**RECORDS TO USE**
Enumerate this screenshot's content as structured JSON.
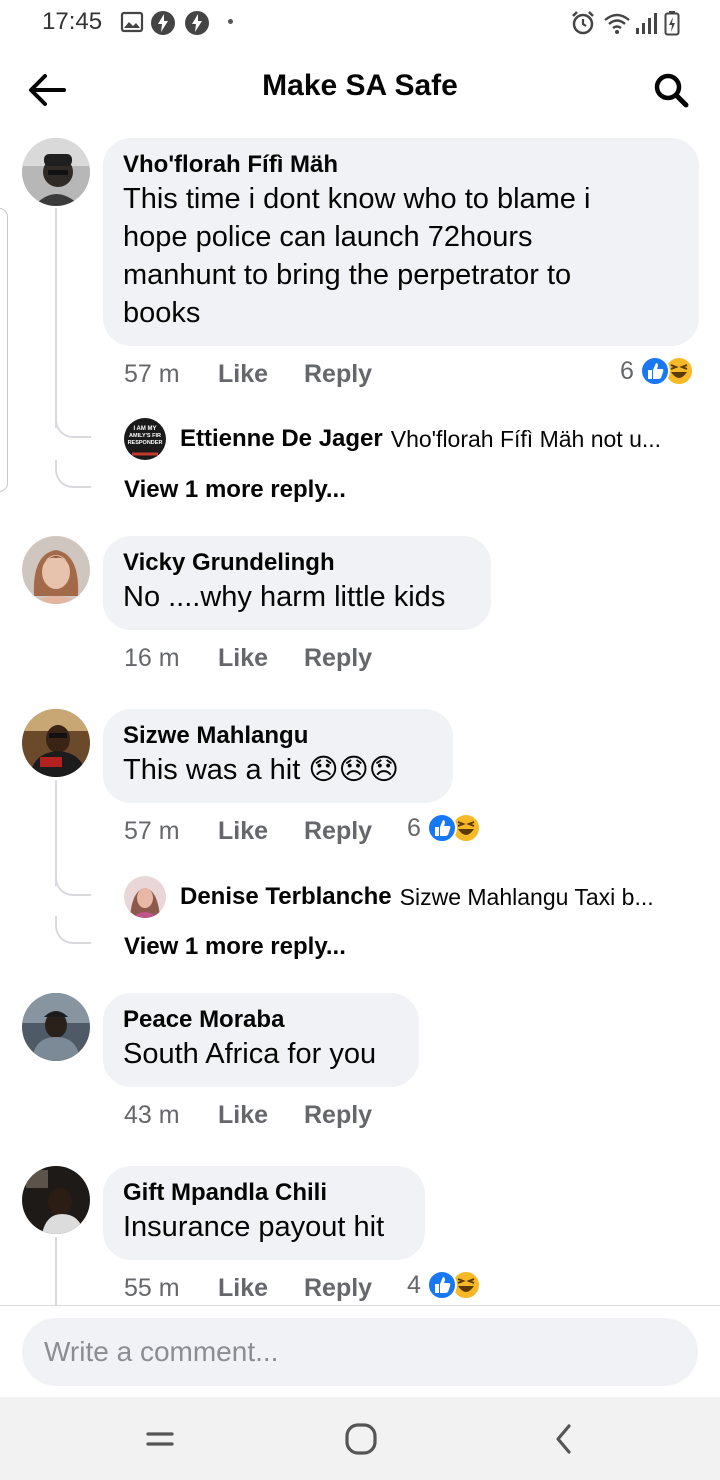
{
  "status_bar": {
    "time": "17:45",
    "icons": [
      "gallery-icon",
      "flash-icon",
      "flash-icon",
      "alarm-icon",
      "wifi-icon",
      "signal-icon",
      "battery-icon"
    ]
  },
  "header": {
    "title": "Make SA Safe",
    "back_icon": "arrow-left-icon",
    "search_icon": "search-icon"
  },
  "colors": {
    "bubble": "#f0f2f5",
    "secondary_text": "#65676b",
    "like_blue": "#1877f2",
    "haha_yellow": "#f7b928"
  },
  "comments": [
    {
      "author": "Vho'florah Fífì Mäh",
      "text_lines": [
        "This time i dont know who to blame i",
        "hope police can launch 72hours",
        "manhunt to bring the perpetrator to",
        "books"
      ],
      "time": "57 m",
      "like_label": "Like",
      "reply_label": "Reply",
      "reaction_count": "6",
      "reactions": [
        "like",
        "haha"
      ],
      "reply_preview": {
        "author": "Ettienne De Jager",
        "snippet": "Vho'florah Fífì Mäh not u...",
        "avatar_text": [
          "I AM MY",
          "AMILY'S FIR",
          "RESPONDER"
        ]
      },
      "view_more": "View 1 more reply..."
    },
    {
      "author": "Vicky Grundelingh",
      "text_lines": [
        "No ....why harm little kids"
      ],
      "time": "16 m",
      "like_label": "Like",
      "reply_label": "Reply"
    },
    {
      "author": "Sizwe Mahlangu",
      "text_lines": [
        "This was a hit 😞😞😞"
      ],
      "time": "57 m",
      "like_label": "Like",
      "reply_label": "Reply",
      "reaction_count": "6",
      "reactions": [
        "like",
        "haha"
      ],
      "reply_preview": {
        "author": "Denise Terblanche",
        "snippet": "Sizwe Mahlangu Taxi b..."
      },
      "view_more": "View 1 more reply..."
    },
    {
      "author": "Peace Moraba",
      "text_lines": [
        "South Africa for you"
      ],
      "time": "43 m",
      "like_label": "Like",
      "reply_label": "Reply"
    },
    {
      "author": "Gift Mpandla Chili",
      "text_lines": [
        "Insurance payout hit"
      ],
      "time": "55 m",
      "like_label": "Like",
      "reply_label": "Reply",
      "reaction_count": "4",
      "reactions": [
        "like",
        "haha"
      ]
    }
  ],
  "composer": {
    "placeholder": "Write a comment..."
  },
  "nav_bar": {
    "buttons": [
      "recent-apps-icon",
      "home-icon",
      "back-icon"
    ]
  }
}
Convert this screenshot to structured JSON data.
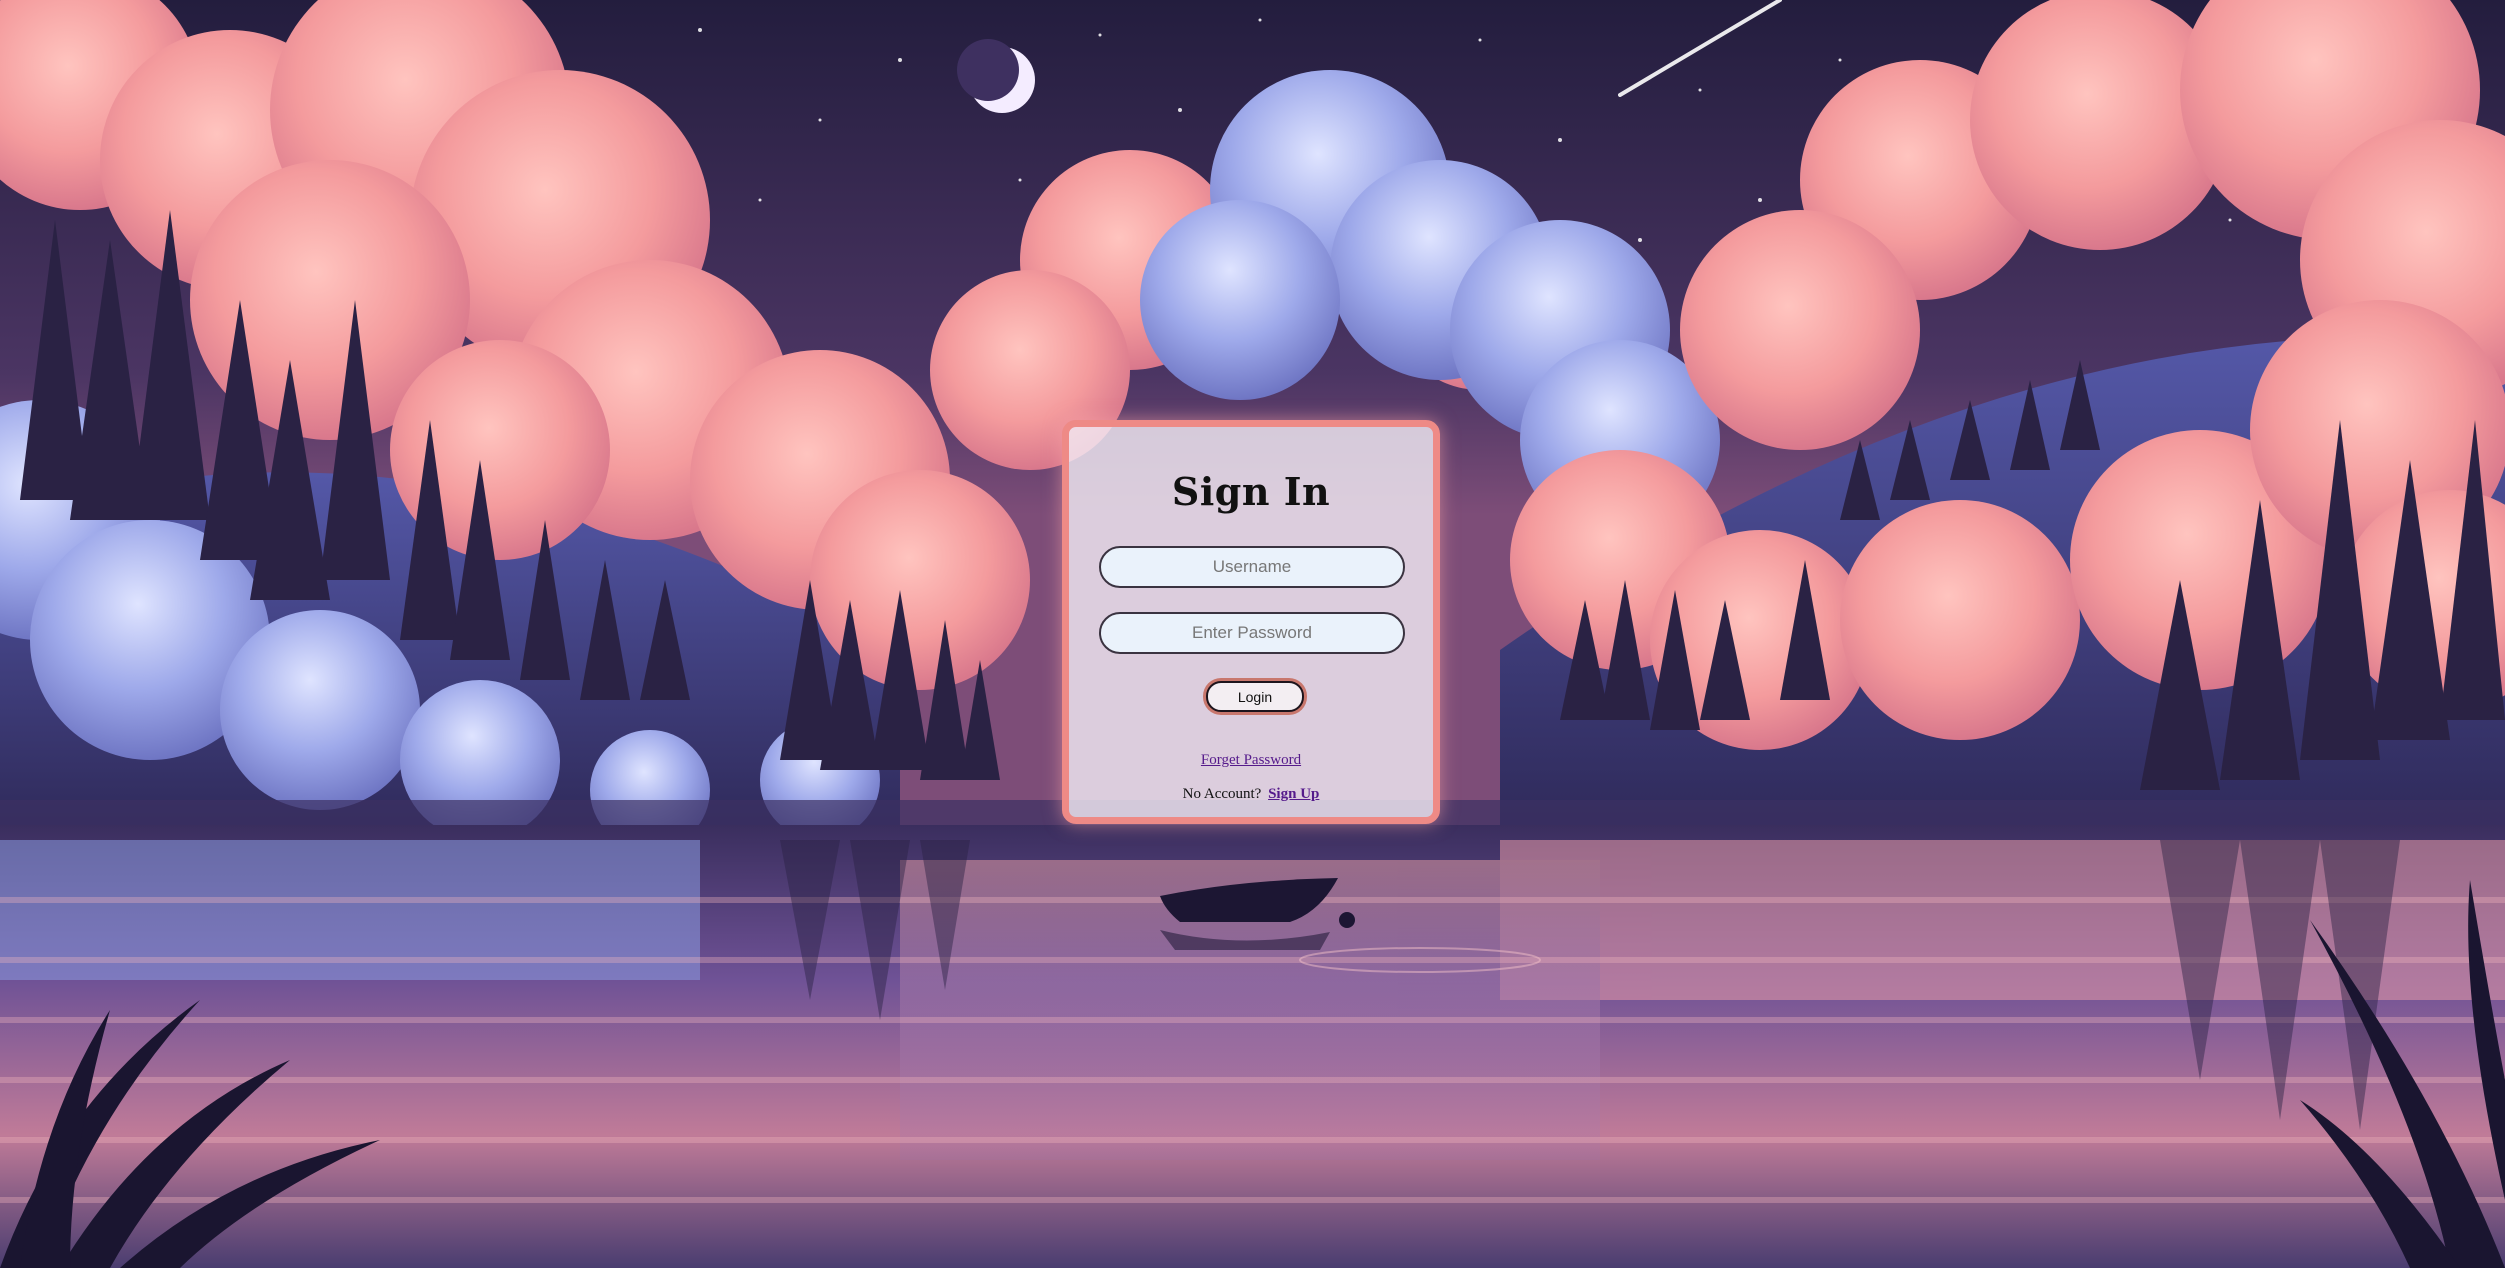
{
  "login": {
    "title": "Sign In",
    "username_placeholder": "Username",
    "password_placeholder": "Enter Password",
    "login_label": "Login",
    "forgot_label": "Forget Password",
    "no_account_text": "No Account?",
    "signup_label": "Sign Up"
  },
  "colors": {
    "sky": "#2c2547",
    "cloud_pink": "#f29a99",
    "cloud_blue": "#7f8fd6",
    "card_border": "#ee8a86",
    "link": "#551a8b"
  }
}
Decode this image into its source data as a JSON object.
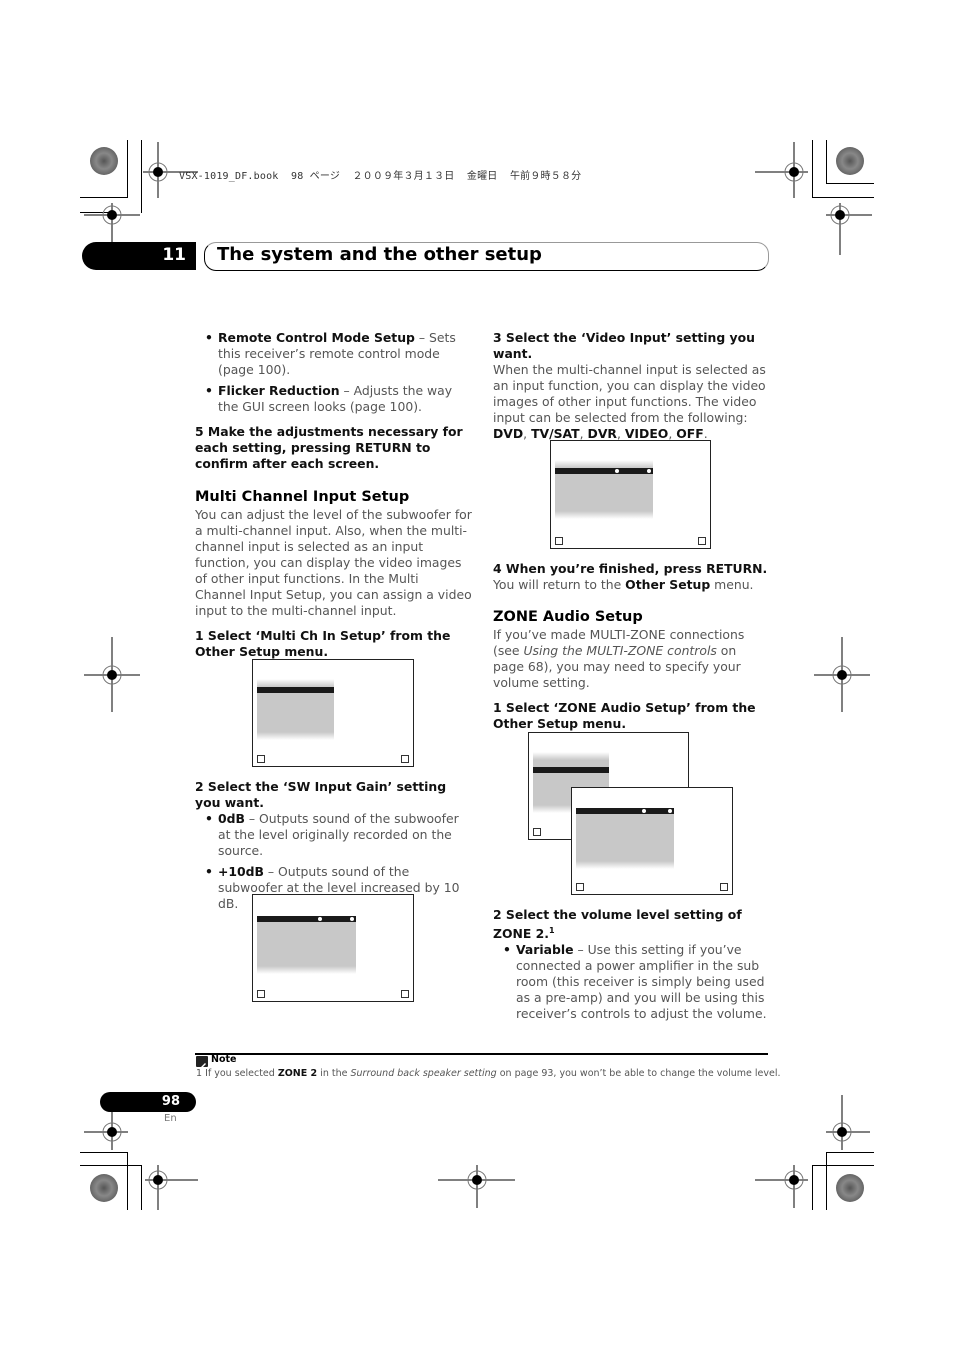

**SHORT EXERCISE**
Scan the material above. Return every line containing the string "Fífì".

**TASK ANSWER**
      "author": "Vho'florah Fífì Mäh",
        "snippet": "Vho'florah Fífì Mäh not u...",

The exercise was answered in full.